Instrucciones de la tarea: Según el fragmento de texto, ¿dónde estaba detenido el hijo de María mientras ella pasaba la noche sin dormir?

Fragmento de texto:

______________________________

María, por eso, tenía mucho que gozar al respecto de su primogénito y único hijo. Pero también tenía mucho que temer como aquello de la espada que le iba atravesar el corazón y que, intuía, estaba a punto cumplirse. Y es que acababan de condenar a muerte a su hijo y, sin duda alguna, aquella espada iba a cumplir con lo dicho muchos años antes.

Estaba cansada. No había podido dormir en toda la noche porque había algo más importante para ella que descansar: poder consolar (¿Cómo hacerlo?) a su hijo que estaba detenido en el Pretorio a la espera de lo que pudiera pasar.

Y pasó.

Cuando, en definitiva, aquel hombre se lavó las manos para quitar la culpa de ellas, todo estaba más que claro. A Jesús lo entregaron a sus captores y le pusieron una cruz sobre su hombro. Y, además, lo acompañaban, en aquel suplicio, dos hombres a los que también habían condenado a muerte en la cruz. ¡Su hijo con el mismo destino que dos ladrones!

______________________________

(Listados de ubicación de elementos)
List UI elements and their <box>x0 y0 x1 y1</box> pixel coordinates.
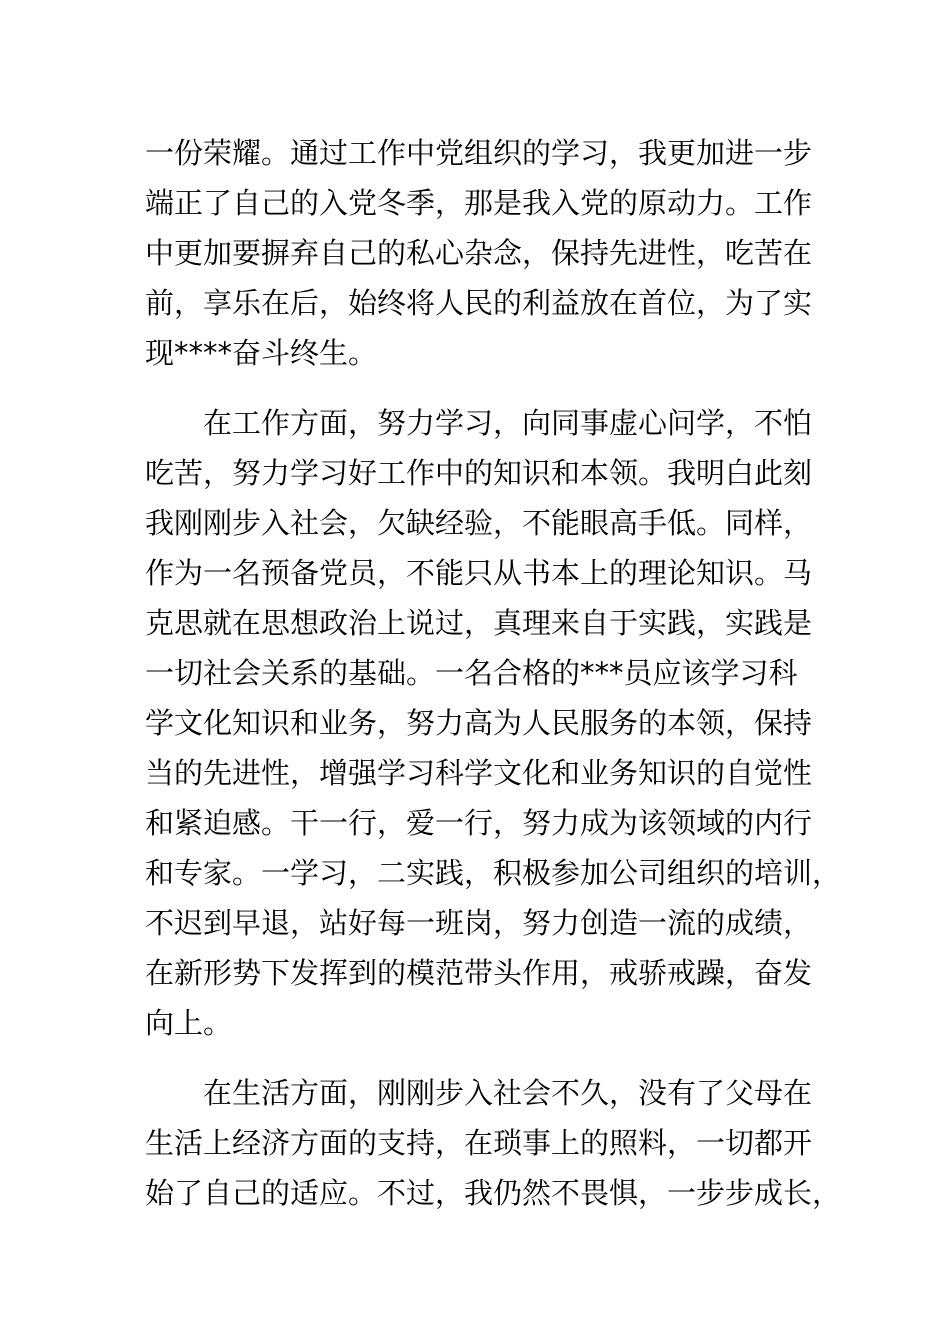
paragraph-2 <box>145 398 842 1048</box>
text-line: 始了自己的适应。不过，我仍然不畏惧，一步步成长， <box>145 1176 842 1210</box>
text-line: 端正了自己的入党冬季，那是我入党的原动力。工作 <box>145 186 813 220</box>
text-line: 一切社会关系的基础。一名合格的***员应该学习科 <box>145 656 798 690</box>
text-line: 在新形势下发挥到的模范带头作用，戒骄戒躁，奋发 <box>145 956 813 990</box>
paragraph-3 <box>145 1068 842 1218</box>
paragraph-1 <box>145 128 825 378</box>
text-line: 向上。 <box>145 1006 233 1040</box>
text-line: 和紧迫感。干一行，爱一行，努力成为该领域的内行 <box>145 806 813 840</box>
text-line: 我刚刚步入社会，欠缺经验，不能眼高手低。同样， <box>145 506 813 540</box>
text-line: 作为一名预备党员，不能只从书本上的理论知识。马 <box>145 556 813 590</box>
text-line: 生活上经济方面的支持，在琐事上的照料，一切都开 <box>145 1126 813 1160</box>
text-line: 在工作方面，努力学习，向同事虚心问学，不怕 <box>203 406 813 440</box>
text-line: 前，享乐在后，始终将人民的利益放在首位，为了实 <box>145 286 813 320</box>
text-line: 不迟到早退，站好每一班岗，努力创造一流的成绩， <box>145 906 813 940</box>
text-line: 现****奋斗终生。 <box>145 336 378 370</box>
text-line: 中更加要摒弃自己的私心杂念，保持先进性，吃苦在 <box>145 236 813 270</box>
text-line: 克思就在思想政治上说过，真理来自于实践，实践是 <box>145 606 813 640</box>
text-line: 吃苦，努力学习好工作中的知识和本领。我明白此刻 <box>145 456 813 490</box>
text-line: 学文化知识和业务，努力高为人民服务的本领，保持 <box>145 706 813 740</box>
text-line: 当的先进性，增强学习科学文化和业务知识的自觉性 <box>145 756 813 790</box>
text-line: 在生活方面，刚刚步入社会不久，没有了父母在 <box>203 1076 813 1110</box>
text-line: 和专家。一学习，二实践，积极参加公司组织的培训， <box>145 856 842 890</box>
text-line: 一份荣耀。通过工作中党组织的学习，我更加进一步 <box>145 136 813 170</box>
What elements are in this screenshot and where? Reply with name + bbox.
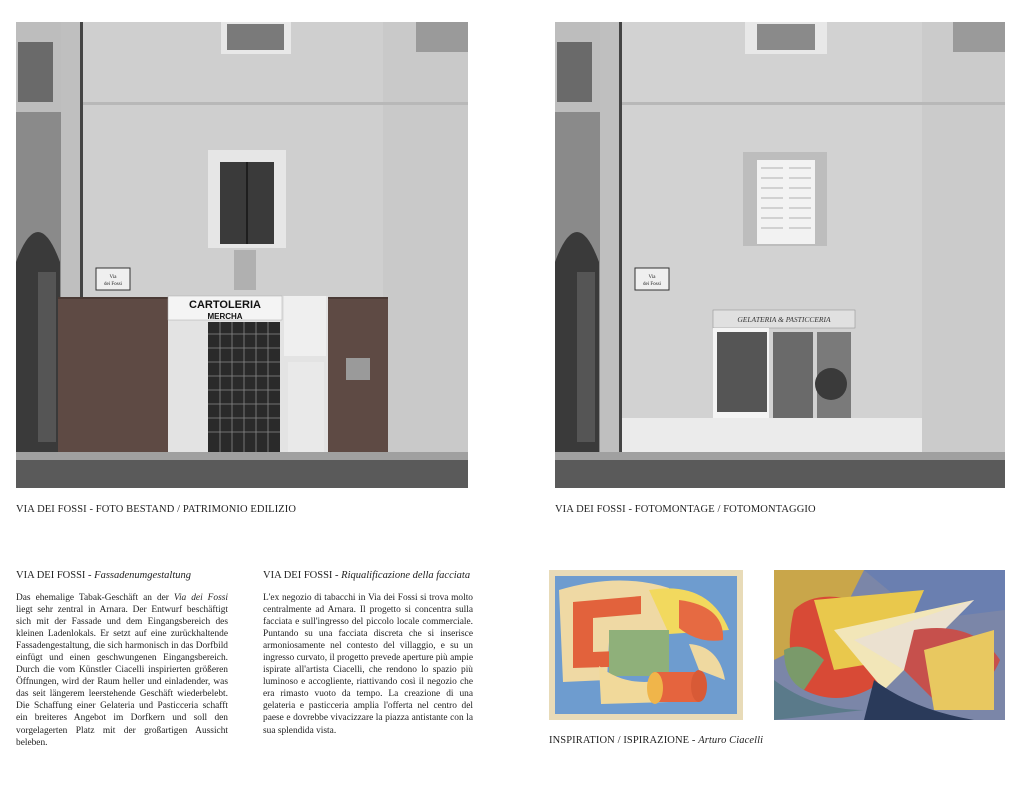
street-sign-line2: dei Fossi: [104, 282, 122, 287]
caption-inspiration: [549, 735, 763, 746]
heading-italian: [263, 570, 470, 581]
shop-sign-gelateria: GELATERIA & PASTICCERIA: [737, 315, 831, 324]
street-sign-line2-after: dei Fossi: [643, 282, 661, 287]
caption-photo-before: VIA DEI FOSSI - FOTO BESTAND / PATRIMONIO EDILIZIO: [16, 504, 297, 515]
heading-italian-sub: Riqualificazione della facciata: [341, 570, 471, 581]
photo-facade-before: [16, 22, 468, 488]
text-german-start: Das ehemalige Tabak-Geschäft an der: [16, 593, 174, 603]
text-german-rest: liegt sehr zentral in Arnara. Der Entwurf beschäftigt sich mit der Fassade und dem Eingangsbereich des kleinen Ladenlokals. Er setzt auf eine zurückhaltende Fassadengestaltung, die sich harmonisch in das Dorfbild einfügt und einen geschwungenen Eingangsbereich. Durch die vom Künstler Ciacelli inspirierten größeren Öffnungen, wird der Raum heller und einladender, was das seit längerem leerstehende Geschäft wiederbelebt. Die Schaffung einer Gelateria und Pasticceria schafft ein breiteres Angebot im Dorfkern und soll den vorgelagerten Platz mit der großartigen Aussicht beleben.: [16, 605, 228, 748]
body-text-italian: L'ex negozio di tabacchi in Via dei Fossi si trova molto centralmente ad Arnara. Il progetto si concentra sulla facciata e sull'ingresso del piccolo locale commerciale. Puntando su una facciata discreta che si inserisce armoniosamente nel contesto del villaggio, e su un ingresso curvato, il progetto prevede aperture più ampie ispirate all'artista Ciacelli, che rendono lo spazio più luminoso e accogliente, riattivando così il negozio che era rimasto vuoto da tempo. La creazione di una gelateria e pasticceria amplia l'offerta nel centro del paese e dovrebbe vivacizzare la piazza antistante con la sua splendida vista.: [263, 593, 473, 736]
heading-italian-main: VIA DEI FOSSI -: [263, 570, 342, 581]
caption-inspiration-main: INSPIRATION / ISPIRAZIONE -: [549, 735, 699, 746]
painting-ciacelli-2: [774, 570, 1005, 720]
street-sign-line1-after: Via: [648, 275, 656, 280]
shop-sign-cartoleria: CARTOLERIA: [189, 299, 261, 311]
street-sign-line1: Via: [109, 275, 117, 280]
painting-ciacelli-1: [549, 570, 743, 720]
heading-german-main: VIA DEI FOSSI -: [16, 570, 95, 581]
shop-sign-line2: MERCHA: [207, 312, 243, 321]
body-text-german: [16, 592, 228, 749]
heading-german-sub: Fassadenumgestaltung: [94, 570, 191, 581]
text-german-emph: Via dei Fossi: [173, 593, 228, 603]
caption-inspiration-artist: Arturo Ciacelli: [698, 735, 764, 746]
caption-photo-after: VIA DEI FOSSI - FOTOMONTAGE / FOTOMONTAGGIO: [555, 504, 816, 515]
photo-facade-after: [555, 22, 1005, 488]
heading-german: [16, 570, 191, 581]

______________________________

Respuesta: Estaba detenido en el Pretorio.